### TASK 1
In the fire study summary, rewrite everything from "Object & Deliverables" down to "2001 and 2003.", replacing "cutblock" with "cutover".
### TASK 2
List every year mentioned in the fire study summary.
**** DOCUMENT EXCERPT
Object & Deliverables
The project was designed to quantify the influence of fire on soil temperature and nutrient levels, and subsequent implication to deciduous regenerations (specifically to trembling aspen and balsam poplar). The area used for the study was in the Slave Lake region. Six plots were established in a six year old harvested cutblock following a prescribed burn. The prescribed burn was performed in October of 2000 and plots were measured in 2001 and 2003.
Results indicate that the density of trembling aspen and balsam poplar did not significantly increase after the prescribed burn. Calamagrostis canadensis however responded positively to prescribed fire. The authors speculate that the cause of poor regeneration levels after the burn are due to the age of the cutblock. If the block had been treated sooner after harvest, the root resources may have been at a better level for regeneration. Additionally, the poor response from the populus and vigorous response from the Calamagrostis c. indicate that the prescribed burn was not intense enough nor did it burn deep enough to remove the thick thatch of Calamagrosis c. This finding is corroborated in the soil temperature data that showed no significant increase in the maximum temperature in either of the burned plots nor was there difference in the nutrient levels between the burned and unburned soil samples. The final report was entitled, “Effects of Fire on Soil and Regeneration” – Project WEYDV 02-76 FRIAA Final Report submitted by Wendy Crosini on June 15, 2004.
********
**** EXTRACTED INFORMATION
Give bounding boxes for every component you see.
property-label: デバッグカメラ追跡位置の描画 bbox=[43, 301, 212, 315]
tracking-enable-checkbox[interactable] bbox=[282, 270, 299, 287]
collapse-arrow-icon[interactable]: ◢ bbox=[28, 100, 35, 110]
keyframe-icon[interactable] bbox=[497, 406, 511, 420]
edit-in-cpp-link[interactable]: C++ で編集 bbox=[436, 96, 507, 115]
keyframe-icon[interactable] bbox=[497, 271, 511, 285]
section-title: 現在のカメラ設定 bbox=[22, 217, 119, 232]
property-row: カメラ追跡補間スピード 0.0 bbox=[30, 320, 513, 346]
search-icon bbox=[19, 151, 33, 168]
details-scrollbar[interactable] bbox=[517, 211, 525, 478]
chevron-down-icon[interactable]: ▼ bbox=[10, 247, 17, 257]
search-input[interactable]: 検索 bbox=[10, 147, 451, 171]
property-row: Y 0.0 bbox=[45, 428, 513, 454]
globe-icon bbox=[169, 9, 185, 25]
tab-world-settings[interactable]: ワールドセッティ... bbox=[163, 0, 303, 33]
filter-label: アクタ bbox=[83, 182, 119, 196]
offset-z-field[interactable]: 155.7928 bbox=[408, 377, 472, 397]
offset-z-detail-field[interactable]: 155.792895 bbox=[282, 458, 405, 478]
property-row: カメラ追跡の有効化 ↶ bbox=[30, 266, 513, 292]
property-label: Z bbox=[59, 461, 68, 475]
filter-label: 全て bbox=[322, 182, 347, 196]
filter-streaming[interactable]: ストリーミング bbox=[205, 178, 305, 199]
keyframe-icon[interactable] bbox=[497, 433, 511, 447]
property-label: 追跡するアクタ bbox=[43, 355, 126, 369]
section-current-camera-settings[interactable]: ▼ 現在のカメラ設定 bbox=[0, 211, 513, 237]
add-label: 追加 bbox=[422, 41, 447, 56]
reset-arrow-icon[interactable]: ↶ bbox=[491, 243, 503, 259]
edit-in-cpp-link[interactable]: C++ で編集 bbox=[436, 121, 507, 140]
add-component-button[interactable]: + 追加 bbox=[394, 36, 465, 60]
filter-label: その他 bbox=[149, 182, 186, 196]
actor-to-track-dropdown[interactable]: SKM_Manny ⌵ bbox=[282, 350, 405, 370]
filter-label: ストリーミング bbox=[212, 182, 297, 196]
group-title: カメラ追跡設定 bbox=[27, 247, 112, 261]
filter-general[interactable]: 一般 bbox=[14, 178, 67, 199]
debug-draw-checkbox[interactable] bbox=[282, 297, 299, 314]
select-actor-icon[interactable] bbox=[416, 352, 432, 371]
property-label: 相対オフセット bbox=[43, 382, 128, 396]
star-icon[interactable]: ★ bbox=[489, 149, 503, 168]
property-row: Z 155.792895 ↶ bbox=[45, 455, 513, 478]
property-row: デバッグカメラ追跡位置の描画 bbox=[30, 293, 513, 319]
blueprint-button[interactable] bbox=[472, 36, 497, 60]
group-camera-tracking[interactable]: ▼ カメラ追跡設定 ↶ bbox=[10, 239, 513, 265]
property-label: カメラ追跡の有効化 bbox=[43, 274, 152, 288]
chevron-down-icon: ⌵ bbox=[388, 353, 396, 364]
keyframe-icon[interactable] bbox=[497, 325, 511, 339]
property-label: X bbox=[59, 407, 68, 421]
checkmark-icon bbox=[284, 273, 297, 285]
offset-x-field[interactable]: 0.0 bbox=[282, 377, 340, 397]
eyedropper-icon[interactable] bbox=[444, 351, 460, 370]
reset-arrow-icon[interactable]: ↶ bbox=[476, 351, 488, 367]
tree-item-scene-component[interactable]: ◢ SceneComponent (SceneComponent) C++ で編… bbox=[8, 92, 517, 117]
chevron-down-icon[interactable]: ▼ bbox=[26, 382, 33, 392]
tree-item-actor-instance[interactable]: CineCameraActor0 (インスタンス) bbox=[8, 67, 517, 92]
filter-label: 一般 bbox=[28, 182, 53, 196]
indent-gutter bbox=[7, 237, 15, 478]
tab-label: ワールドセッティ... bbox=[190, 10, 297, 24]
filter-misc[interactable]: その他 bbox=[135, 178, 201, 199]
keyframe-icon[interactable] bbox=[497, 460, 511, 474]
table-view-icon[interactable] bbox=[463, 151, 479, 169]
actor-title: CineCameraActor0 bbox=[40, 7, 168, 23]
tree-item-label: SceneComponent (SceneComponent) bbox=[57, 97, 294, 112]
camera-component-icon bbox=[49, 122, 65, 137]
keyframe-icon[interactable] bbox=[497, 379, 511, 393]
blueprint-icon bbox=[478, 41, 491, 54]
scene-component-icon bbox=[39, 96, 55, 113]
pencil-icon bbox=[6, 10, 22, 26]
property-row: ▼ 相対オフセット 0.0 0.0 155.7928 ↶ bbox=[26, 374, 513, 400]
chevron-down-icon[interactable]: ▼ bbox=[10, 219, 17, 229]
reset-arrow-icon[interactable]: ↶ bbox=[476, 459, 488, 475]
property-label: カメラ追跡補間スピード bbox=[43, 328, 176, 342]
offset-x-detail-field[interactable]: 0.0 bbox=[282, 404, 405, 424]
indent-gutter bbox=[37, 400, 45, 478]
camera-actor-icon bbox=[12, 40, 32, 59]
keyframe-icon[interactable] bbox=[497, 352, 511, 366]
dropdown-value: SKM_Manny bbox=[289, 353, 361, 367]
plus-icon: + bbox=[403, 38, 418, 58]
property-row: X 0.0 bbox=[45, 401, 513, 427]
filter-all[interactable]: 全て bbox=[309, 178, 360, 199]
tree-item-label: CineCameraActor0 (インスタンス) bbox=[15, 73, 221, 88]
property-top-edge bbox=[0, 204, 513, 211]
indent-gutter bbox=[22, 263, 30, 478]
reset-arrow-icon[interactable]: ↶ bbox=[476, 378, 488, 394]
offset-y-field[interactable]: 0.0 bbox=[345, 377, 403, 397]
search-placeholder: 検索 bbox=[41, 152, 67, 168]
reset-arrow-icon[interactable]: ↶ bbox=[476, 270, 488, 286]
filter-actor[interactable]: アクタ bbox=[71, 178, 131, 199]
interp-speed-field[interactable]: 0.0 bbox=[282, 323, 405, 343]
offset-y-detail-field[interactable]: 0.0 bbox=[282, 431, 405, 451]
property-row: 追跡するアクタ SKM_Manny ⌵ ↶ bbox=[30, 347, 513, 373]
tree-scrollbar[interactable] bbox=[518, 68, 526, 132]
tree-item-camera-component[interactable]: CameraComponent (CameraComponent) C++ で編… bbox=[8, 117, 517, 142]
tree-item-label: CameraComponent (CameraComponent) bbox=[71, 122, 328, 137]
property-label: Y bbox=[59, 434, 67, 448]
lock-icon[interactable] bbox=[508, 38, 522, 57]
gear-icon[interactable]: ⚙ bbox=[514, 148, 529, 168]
********
### EXERCISE RESPONSE 1
Object & Deliverables
The project was designed to quantify the influence of fire on soil temperature and nutrient levels, and subsequent implication to deciduous regenerations (specifically to trembling aspen and balsam poplar). The area used for the study was in the Slave Lake region. Six plots were established in a six year old harvested cutover following a prescribed burn. The prescribed burn was performed in October of 2000 and plots were measured in 2001 and 2003.

### EXERCISE RESPONSE 2
2000, 2001, 2003, 2004